Aufgabenstellung | Stimmen die Aussagen (a), (b) und (c) mit dem Beschluss des Oberlandesgerichts Oldenburg überein? Antworte jeweils mit Ja oder Nein und führe die entscheidenden Worte des Beschlusses als wörtliches Zitat an. (a) Vorausgegangen war ein Verfahren vor dem Amtsgericht Lingen. (b) Der Verfahrenswert wurde auf 3.000 € festgesetzt. (c) Die Beschwerde wurde vom Vater eingelegt.

Ausgewählte Passage |
Oberlandesgericht Oldenburg
Beschl. v. 15.04.2024, Az.: 13 WF 26/24

Gebührenansprüche des Rechtsanwalts im Rahmen eines Verfahrens wegen der Beantragung auf Übertragung des alleinigen Sorgerechts

Bibliographie

Gericht
OLG Oldenburg
Datum
15.04.2024
Aktenzeichen
13 WF 26/24
Entscheidungsform
Beschluss
Referenz
WKRS 2024, 13932
Entscheidungsname
[keine Angabe]
ECLI
ECLI:DE:OLGOL:2024:0415.13WF26.24.00

Verfahrensgang

vorgehend
AG Lingen - 21.12.2023 - AZ: 19 F 110/22

Fundstellen

  • FamRB 2024, 275-276
  • FamRZ 2024, 1394
  • JurBüro 2024, 292-293
  • MDR 2024, 875-876
  • NZFam 2024, 811

Amtlicher Leitsatz

Dem jeweils beigeordneten Rechtsanwalt erwachsen bis zur Verbindung von bis dahin selbständig geführten Sorgerechtsverfahren nach § 1671 BGB und § 1666 BGB Gebührenansprüche, auch wenn der Gegenstand des Verfahrens jeweils das Sorgerecht ist.

In der Familiensache
betreffend die elterliche Sorge für
AA, geb. am TT.MM.2018, Ort1,
Beteiligte:
1. Landkreis Emsland - Jugendamt -, Am Wall Süd 21, 49808 Lingen (Ems),
Antragsteller,
2. BB, Ort2,
Mutter und Antragsgegnerin,
Verfahrensbevollmächtigte:
(...),
Geschäftszeichen: (...)
Beschwerdeführer,
3. CC, Ort1,
Vater und Antragsgegner,
4. DD, Ort3,
Verfahrensbeiständin,
hat der 13. Zivilsenat - 4. Senat für Familiensachen - des Oberlandesgerichts Oldenburg durch den Richter am Oberlandesgericht (...) als Einzelrichter zu Ziffer 1 und durch den Vorsitzenden Richter am Oberlandesgericht (...) und die Richter am Oberlandesgericht (...) und (...) zu Ziffer II
am 15. April 2024
beschlossen:

Tenor:

  1. I.

    Die Sache wird dem Senat in der nach dem Gerichtsverfassungsgesetz vorgeschriebenen Besetzung übertragen.

  2. II.

    Auf die Beschwerde der Verfahrensbevollmächtigten der Mutter und Antragsgegnerin wird der Beschluss des Amtsgerichts - Familiengericht - Lingen/Ems vom 21.12.2023 geändert und der Wert für das Verfahren 19 F 110/22 So auf 4.000 € festgesetzt.

Rohdatensätze |
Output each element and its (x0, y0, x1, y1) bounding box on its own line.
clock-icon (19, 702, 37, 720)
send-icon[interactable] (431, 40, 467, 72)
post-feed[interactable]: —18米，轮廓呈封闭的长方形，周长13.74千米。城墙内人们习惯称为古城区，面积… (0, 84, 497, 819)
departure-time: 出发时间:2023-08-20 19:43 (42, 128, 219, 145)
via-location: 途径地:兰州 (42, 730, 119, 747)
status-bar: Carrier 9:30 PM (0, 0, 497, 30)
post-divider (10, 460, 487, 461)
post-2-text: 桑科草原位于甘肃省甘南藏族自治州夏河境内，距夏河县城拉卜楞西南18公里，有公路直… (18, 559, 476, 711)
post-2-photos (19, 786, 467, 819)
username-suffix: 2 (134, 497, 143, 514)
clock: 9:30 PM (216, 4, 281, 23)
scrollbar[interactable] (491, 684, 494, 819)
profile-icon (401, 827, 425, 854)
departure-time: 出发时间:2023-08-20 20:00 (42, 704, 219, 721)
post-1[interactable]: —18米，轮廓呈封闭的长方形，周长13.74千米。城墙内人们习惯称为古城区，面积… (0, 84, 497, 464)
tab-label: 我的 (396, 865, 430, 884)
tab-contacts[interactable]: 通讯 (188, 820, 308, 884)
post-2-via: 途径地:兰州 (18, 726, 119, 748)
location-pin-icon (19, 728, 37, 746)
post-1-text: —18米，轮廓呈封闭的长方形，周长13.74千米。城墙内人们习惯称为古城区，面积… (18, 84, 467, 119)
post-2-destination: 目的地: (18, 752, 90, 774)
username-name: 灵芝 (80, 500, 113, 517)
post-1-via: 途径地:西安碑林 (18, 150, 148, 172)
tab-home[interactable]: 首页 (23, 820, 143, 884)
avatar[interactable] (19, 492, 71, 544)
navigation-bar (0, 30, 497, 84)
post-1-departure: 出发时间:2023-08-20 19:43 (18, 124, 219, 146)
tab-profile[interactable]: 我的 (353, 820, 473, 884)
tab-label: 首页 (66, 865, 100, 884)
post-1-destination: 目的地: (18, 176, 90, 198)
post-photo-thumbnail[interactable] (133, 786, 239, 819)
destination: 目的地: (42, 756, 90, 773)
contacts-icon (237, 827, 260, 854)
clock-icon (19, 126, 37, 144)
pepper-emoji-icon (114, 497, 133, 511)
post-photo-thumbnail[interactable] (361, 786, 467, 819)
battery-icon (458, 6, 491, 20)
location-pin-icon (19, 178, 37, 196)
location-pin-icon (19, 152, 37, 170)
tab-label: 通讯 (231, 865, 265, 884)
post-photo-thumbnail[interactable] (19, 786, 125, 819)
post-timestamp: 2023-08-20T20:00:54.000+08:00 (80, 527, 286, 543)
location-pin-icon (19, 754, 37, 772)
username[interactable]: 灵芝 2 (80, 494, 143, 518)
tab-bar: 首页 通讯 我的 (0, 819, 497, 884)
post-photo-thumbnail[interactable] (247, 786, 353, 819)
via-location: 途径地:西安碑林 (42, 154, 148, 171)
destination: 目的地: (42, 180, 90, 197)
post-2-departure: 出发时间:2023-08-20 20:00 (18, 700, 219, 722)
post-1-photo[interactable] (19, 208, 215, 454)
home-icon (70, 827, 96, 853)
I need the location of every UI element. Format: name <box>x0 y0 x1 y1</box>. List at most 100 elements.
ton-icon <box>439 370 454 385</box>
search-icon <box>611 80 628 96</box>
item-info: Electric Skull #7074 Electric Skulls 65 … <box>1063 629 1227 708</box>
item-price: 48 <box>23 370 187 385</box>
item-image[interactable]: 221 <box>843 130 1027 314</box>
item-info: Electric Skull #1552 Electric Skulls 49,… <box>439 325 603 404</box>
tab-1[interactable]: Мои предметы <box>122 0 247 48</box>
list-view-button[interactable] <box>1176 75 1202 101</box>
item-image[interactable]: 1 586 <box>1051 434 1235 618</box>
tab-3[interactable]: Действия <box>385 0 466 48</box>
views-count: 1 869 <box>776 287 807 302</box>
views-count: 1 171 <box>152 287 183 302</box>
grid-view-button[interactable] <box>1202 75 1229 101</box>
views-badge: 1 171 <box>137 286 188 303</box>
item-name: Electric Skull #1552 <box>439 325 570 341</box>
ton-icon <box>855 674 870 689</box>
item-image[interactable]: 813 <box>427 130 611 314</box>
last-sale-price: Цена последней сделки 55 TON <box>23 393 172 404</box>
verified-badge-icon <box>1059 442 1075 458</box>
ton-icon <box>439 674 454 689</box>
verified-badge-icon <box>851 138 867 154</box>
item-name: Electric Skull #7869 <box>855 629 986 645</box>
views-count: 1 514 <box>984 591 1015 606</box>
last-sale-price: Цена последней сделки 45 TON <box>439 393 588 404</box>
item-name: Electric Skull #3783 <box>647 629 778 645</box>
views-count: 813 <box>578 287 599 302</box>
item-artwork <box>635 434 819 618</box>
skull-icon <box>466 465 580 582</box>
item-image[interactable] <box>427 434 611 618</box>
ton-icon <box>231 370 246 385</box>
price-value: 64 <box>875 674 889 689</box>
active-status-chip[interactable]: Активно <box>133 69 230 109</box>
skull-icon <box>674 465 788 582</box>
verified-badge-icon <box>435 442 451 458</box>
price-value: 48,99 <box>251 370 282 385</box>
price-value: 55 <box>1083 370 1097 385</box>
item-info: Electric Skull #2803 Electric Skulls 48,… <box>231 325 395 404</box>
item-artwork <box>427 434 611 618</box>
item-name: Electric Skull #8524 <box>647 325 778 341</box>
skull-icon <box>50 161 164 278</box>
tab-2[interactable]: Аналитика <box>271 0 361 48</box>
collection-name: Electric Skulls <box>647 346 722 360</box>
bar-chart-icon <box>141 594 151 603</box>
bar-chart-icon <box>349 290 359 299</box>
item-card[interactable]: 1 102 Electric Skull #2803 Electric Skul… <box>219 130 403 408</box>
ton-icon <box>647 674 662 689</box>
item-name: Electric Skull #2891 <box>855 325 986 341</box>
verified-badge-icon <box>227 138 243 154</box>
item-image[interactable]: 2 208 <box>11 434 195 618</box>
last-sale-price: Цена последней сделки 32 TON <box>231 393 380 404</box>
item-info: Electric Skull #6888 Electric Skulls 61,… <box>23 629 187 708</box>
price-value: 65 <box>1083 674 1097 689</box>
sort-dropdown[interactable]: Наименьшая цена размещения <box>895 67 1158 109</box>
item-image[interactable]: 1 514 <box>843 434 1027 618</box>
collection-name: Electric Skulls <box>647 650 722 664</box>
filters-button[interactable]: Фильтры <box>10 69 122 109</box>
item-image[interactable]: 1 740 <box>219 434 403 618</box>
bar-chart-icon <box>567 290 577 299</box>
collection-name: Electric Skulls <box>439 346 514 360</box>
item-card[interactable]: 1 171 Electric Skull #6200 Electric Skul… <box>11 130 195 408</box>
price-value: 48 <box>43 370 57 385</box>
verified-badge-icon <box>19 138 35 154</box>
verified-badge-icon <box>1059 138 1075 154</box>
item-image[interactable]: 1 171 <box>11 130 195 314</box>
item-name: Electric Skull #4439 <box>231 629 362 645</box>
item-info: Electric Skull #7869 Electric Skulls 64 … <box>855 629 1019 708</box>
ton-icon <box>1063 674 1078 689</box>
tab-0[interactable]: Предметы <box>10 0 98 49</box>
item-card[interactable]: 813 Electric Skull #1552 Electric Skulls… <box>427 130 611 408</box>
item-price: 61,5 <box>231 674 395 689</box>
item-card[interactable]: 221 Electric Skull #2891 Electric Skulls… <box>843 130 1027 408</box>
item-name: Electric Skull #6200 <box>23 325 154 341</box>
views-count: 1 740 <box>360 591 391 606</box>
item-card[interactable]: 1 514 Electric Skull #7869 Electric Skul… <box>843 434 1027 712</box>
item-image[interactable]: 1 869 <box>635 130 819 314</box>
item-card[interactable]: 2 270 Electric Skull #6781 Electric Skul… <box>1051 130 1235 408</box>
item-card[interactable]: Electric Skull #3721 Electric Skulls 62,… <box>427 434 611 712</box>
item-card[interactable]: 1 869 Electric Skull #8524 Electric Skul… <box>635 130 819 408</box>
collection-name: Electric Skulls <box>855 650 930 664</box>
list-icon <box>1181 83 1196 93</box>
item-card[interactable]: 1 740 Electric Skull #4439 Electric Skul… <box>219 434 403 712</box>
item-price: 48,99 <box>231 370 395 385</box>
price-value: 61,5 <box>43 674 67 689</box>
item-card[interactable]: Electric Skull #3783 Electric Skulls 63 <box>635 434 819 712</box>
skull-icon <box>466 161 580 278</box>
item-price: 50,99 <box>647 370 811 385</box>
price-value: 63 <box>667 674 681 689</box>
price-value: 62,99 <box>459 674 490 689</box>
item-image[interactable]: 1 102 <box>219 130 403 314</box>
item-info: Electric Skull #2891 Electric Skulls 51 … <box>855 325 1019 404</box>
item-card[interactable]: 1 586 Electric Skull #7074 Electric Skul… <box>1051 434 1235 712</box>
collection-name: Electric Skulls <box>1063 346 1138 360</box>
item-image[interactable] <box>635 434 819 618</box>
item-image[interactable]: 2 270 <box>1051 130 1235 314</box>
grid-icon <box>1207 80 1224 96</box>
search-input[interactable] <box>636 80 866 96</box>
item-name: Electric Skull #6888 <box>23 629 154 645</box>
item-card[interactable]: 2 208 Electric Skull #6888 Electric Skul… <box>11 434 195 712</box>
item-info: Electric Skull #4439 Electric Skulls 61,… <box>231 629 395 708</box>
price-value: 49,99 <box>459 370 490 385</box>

Richtige Antwort |
(a) Ja: „AG Lingen - 21.12.2023 - AZ: 19 F 110/22“
(b) Nein: „der Wert für das Verfahren 19 F 110/22 So auf 4.000 € festgesetzt“
(c) Nein: „Auf die Beschwerde der Verfahrensbevollmächtigten der Mutter und Antragsgegnerin“